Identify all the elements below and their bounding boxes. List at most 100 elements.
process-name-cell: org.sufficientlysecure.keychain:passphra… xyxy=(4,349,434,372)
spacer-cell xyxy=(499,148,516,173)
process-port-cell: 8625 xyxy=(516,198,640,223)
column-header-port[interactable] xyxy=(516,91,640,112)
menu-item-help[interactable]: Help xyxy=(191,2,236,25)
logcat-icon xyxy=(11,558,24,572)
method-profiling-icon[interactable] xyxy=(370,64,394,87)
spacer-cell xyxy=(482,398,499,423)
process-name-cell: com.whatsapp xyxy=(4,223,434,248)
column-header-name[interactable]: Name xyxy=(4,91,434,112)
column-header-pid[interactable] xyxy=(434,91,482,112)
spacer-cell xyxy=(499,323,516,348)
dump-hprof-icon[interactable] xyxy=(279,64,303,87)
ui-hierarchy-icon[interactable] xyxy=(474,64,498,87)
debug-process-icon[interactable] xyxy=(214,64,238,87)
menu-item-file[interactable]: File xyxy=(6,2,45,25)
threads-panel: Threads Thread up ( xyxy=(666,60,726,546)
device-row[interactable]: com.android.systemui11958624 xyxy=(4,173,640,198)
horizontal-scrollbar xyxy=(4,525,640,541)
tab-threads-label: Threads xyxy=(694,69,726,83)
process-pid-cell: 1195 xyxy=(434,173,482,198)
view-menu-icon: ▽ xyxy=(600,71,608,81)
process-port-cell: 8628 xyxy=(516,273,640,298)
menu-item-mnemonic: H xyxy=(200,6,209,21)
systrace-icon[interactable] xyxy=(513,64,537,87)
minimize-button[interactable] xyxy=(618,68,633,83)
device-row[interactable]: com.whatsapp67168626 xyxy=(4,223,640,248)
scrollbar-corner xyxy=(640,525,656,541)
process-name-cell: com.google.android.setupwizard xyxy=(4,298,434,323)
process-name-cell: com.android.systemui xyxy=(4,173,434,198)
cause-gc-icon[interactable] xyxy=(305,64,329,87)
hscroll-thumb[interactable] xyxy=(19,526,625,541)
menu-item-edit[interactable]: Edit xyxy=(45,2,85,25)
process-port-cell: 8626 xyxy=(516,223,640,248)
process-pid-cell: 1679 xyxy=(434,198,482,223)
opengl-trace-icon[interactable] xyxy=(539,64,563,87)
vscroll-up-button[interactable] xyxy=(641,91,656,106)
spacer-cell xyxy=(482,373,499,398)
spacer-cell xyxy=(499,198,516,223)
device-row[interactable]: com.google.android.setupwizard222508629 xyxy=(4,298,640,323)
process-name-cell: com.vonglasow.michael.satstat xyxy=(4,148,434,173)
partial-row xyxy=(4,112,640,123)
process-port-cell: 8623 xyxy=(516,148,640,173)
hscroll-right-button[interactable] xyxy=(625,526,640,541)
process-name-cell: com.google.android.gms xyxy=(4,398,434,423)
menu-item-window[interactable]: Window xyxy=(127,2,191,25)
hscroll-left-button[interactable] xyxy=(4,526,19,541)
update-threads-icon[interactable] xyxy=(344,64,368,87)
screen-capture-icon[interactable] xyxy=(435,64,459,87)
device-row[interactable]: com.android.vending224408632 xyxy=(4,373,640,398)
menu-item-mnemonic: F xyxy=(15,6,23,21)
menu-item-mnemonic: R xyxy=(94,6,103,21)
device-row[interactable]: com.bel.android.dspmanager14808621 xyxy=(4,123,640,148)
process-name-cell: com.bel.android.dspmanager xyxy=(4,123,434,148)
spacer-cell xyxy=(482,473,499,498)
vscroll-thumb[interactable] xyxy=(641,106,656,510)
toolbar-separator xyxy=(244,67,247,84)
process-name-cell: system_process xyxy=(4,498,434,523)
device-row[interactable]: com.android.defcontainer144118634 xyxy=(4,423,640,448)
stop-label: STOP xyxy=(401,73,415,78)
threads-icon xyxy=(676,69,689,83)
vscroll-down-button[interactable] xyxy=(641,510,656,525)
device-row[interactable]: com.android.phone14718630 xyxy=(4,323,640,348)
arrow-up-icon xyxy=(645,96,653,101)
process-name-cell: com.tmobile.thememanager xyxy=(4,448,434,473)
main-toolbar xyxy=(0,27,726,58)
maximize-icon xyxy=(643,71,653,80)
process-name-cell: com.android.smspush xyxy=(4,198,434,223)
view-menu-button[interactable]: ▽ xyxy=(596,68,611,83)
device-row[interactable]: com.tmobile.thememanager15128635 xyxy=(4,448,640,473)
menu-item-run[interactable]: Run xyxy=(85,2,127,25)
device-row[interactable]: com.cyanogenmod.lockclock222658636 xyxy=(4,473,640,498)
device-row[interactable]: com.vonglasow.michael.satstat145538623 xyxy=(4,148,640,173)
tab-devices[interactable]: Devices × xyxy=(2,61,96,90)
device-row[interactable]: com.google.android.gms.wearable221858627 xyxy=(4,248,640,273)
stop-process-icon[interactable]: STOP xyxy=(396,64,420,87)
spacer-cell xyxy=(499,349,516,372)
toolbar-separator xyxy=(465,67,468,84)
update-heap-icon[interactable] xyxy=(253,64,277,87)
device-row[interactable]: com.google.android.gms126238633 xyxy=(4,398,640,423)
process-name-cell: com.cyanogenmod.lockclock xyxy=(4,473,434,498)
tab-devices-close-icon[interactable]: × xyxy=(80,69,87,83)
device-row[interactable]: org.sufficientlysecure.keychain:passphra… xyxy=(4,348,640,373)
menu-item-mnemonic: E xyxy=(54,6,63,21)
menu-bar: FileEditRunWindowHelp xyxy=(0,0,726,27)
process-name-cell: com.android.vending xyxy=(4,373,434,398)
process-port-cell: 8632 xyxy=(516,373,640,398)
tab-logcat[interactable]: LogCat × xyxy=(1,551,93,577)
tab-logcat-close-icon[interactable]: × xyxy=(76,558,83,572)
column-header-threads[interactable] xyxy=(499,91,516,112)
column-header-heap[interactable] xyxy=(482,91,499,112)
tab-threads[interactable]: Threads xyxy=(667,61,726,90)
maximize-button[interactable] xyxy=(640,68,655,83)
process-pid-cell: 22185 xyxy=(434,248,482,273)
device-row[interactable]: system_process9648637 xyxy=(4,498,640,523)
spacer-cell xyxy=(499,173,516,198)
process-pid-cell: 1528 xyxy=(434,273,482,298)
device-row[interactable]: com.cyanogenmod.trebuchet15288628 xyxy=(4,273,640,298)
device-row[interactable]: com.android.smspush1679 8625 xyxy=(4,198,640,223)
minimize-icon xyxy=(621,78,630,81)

+++

:: Task details ::
Recast every line of the entries above as a Markdown table with two columns, No. and Line. Number the rows and leave out any blank lines.

:: Response to the exercise ::
| No. | Line |
|---|---|
| 1 | Identify all the elements below and their bounding boxes. List at most 100 elements. |
| 2 | process-name-cell: org.sufficientlysecure.keychain:passphra… xyxy=(4,349,434,372) |
| 3 | spacer-cell xyxy=(499,148,516,173) |
| 4 | process-port-cell: 8625 xyxy=(516,198,640,223) |
| 5 | column-header-port[interactable] xyxy=(516,91,640,112) |
| 6 | menu-item-help[interactable]: Help xyxy=(191,2,236,25) |
| 7 | logcat-icon xyxy=(11,558,24,572) |
| 8 | method-profiling-icon[interactable] xyxy=(370,64,394,87) |
| 9 | spacer-cell xyxy=(482,398,499,423) |
| 10 | process-name-cell: com.whatsapp xyxy=(4,223,434,248) |
| 11 | column-header-name[interactable]: Name xyxy=(4,91,434,112) |
| 12 | column-header-pid[interactable] xyxy=(434,91,482,112) |
| 13 | spacer-cell xyxy=(499,323,516,348) |
| 14 | dump-hprof-icon[interactable] xyxy=(279,64,303,87) |
| 15 | ui-hierarchy-icon[interactable] xyxy=(474,64,498,87) |
| 16 | debug-process-icon[interactable] xyxy=(214,64,238,87) |
| 17 | menu-item-file[interactable]: File xyxy=(6,2,45,25) |
| 18 | threads-panel: Threads Thread up ( xyxy=(666,60,726,546) |
| 19 | device-row[interactable]: com.android.systemui11958624 xyxy=(4,173,640,198) |
| 20 | horizontal-scrollbar xyxy=(4,525,640,541) |
| 21 | tab-threads-label: Threads xyxy=(694,69,726,83) |
| 22 | process-pid-cell: 1195 xyxy=(434,173,482,198) |
| 23 | view-menu-icon: ▽ xyxy=(600,71,608,81) |
| 24 | process-port-cell: 8628 xyxy=(516,273,640,298) |
| 25 | menu-item-mnemonic: H xyxy=(200,6,209,21) |
| 26 | systrace-icon[interactable] xyxy=(513,64,537,87) |
| 27 | minimize-button[interactable] xyxy=(618,68,633,83) |
| 28 | device-row[interactable]: com.whatsapp67168626 xyxy=(4,223,640,248) |
| 29 | scrollbar-corner xyxy=(640,525,656,541) |
| 30 | process-name-cell: com.google.android.setupwizard xyxy=(4,298,434,323) |
| 31 | process-name-cell: com.android.systemui xyxy=(4,173,434,198) |
| 32 | cause-gc-icon[interactable] xyxy=(305,64,329,87) |
| 33 | hscroll-thumb[interactable] xyxy=(19,526,625,541) |
| 34 | menu-item-edit[interactable]: Edit xyxy=(45,2,85,25) |
| 35 | process-port-cell: 8626 xyxy=(516,223,640,248) |
| 36 | process-pid-cell: 1679 xyxy=(434,198,482,223) |
| 37 | opengl-trace-icon[interactable] xyxy=(539,64,563,87) |
| 38 | vscroll-up-button[interactable] xyxy=(641,91,656,106) |
| 39 | spacer-cell xyxy=(482,373,499,398) |
| 40 | spacer-cell xyxy=(499,198,516,223) |
| 41 | device-row[interactable]: com.google.android.setupwizard222508629 xyxy=(4,298,640,323) |
| 42 | process-name-cell: com.vonglasow.michael.satstat xyxy=(4,148,434,173) |
| 43 | partial-row xyxy=(4,112,640,123) |
| 44 | process-port-cell: 8623 xyxy=(516,148,640,173) |
| 45 | hscroll-right-button[interactable] xyxy=(625,526,640,541) |
| 46 | process-name-cell: com.google.android.gms xyxy=(4,398,434,423) |
| 47 | menu-item-window[interactable]: Window xyxy=(127,2,191,25) |
| 48 | hscroll-left-button[interactable] xyxy=(4,526,19,541) |
| 49 | update-threads-icon[interactable] xyxy=(344,64,368,87) |
| 50 | screen-capture-icon[interactable] xyxy=(435,64,459,87) |
| 51 | device-row[interactable]: com.android.vending224408632 xyxy=(4,373,640,398) |
| 52 | menu-item-mnemonic: F xyxy=(15,6,23,21) |
| 53 | menu-item-mnemonic: R xyxy=(94,6,103,21) |
| 54 | device-row[interactable]: com.bel.android.dspmanager14808621 xyxy=(4,123,640,148) |
| 55 | process-name-cell: com.bel.android.dspmanager xyxy=(4,123,434,148) |
| 56 | spacer-cell xyxy=(482,473,499,498) |
| 57 | vscroll-thumb[interactable] xyxy=(641,106,656,510) |
| 58 | toolbar-separator xyxy=(244,67,247,84) |
| 59 | process-name-cell: system_process xyxy=(4,498,434,523) |
| 60 | device-row[interactable]: com.android.defcontainer144118634 xyxy=(4,423,640,448) |
| 61 | stop-label: STOP xyxy=(401,73,415,78) |
| 62 | threads-icon xyxy=(676,69,689,83) |
| 63 | vscroll-down-button[interactable] xyxy=(641,510,656,525) |
| 64 | device-row[interactable]: com.android.phone14718630 xyxy=(4,323,640,348) |
| 65 | arrow-up-icon xyxy=(645,96,653,101) |
| 66 | process-name-cell: com.tmobile.thememanager xyxy=(4,448,434,473) |
| 67 | main-toolbar xyxy=(0,27,726,58) |
| 68 | maximize-icon xyxy=(643,71,653,80) |
| 69 | process-name-cell: com.android.smspush xyxy=(4,198,434,223) |
| 70 | view-menu-button[interactable]: ▽ xyxy=(596,68,611,83) |
| 71 | device-row[interactable]: com.tmobile.thememanager15128635 xyxy=(4,448,640,473) |
| 72 | menu-item-run[interactable]: Run xyxy=(85,2,127,25) |
| 73 | device-row[interactable]: com.cyanogenmod.lockclock222658636 xyxy=(4,473,640,498) |
| 74 | device-row[interactable]: com.vonglasow.michael.satstat145538623 xyxy=(4,148,640,173) |
| 75 | tab-devices[interactable]: Devices × xyxy=(2,61,96,90) |
| 76 | device-row[interactable]: com.google.android.gms.wearable221858627 xyxy=(4,248,640,273) |
| 77 | stop-process-icon[interactable]: STOP xyxy=(396,64,420,87) |
| 78 | spacer-cell xyxy=(499,349,516,372) |
| 79 | toolbar-separator xyxy=(465,67,468,84) |
| 80 | update-heap-icon[interactable] xyxy=(253,64,277,87) |
| 81 | device-row[interactable]: com.google.android.gms126238633 xyxy=(4,398,640,423) |
| 82 | process-name-cell: com.cyanogenmod.lockclock xyxy=(4,473,434,498) |
| 83 | tab-devices-close-icon[interactable]: × xyxy=(80,69,87,83) |
| 84 | device-row[interactable]: org.sufficientlysecure.keychain:passphra… xyxy=(4,348,640,373) |
| 85 | menu-item-mnemonic: E xyxy=(54,6,63,21) |
| 86 | menu-bar: FileEditRunWindowHelp xyxy=(0,0,726,27) |
| 87 | process-name-cell: com.android.vending xyxy=(4,373,434,398) |
| 88 | process-port-cell: 8632 xyxy=(516,373,640,398) |
| 89 | tab-logcat[interactable]: LogCat × xyxy=(1,551,93,577) |
| 90 | tab-logcat-close-icon[interactable]: × xyxy=(76,558,83,572) |
| 91 | column-header-threads[interactable] xyxy=(499,91,516,112) |
| 92 | column-header-heap[interactable] xyxy=(482,91,499,112) |
| 93 | tab-threads[interactable]: Threads xyxy=(667,61,726,90) |
| 94 | maximize-button[interactable] xyxy=(640,68,655,83) |
| 95 | process-pid-cell: 22185 xyxy=(434,248,482,273) |
| 96 | device-row[interactable]: system_process9648637 xyxy=(4,498,640,523) |
| 97 | spacer-cell xyxy=(499,173,516,198) |
| 98 | process-pid-cell: 1528 xyxy=(434,273,482,298) |
| 99 | device-row[interactable]: com.cyanogenmod.trebuchet15288628 xyxy=(4,273,640,298) |
| 100 | device-row[interactable]: com.android.smspush1679 8625 xyxy=(4,198,640,223) |
| 101 | minimize-icon xyxy=(621,78,630,81) |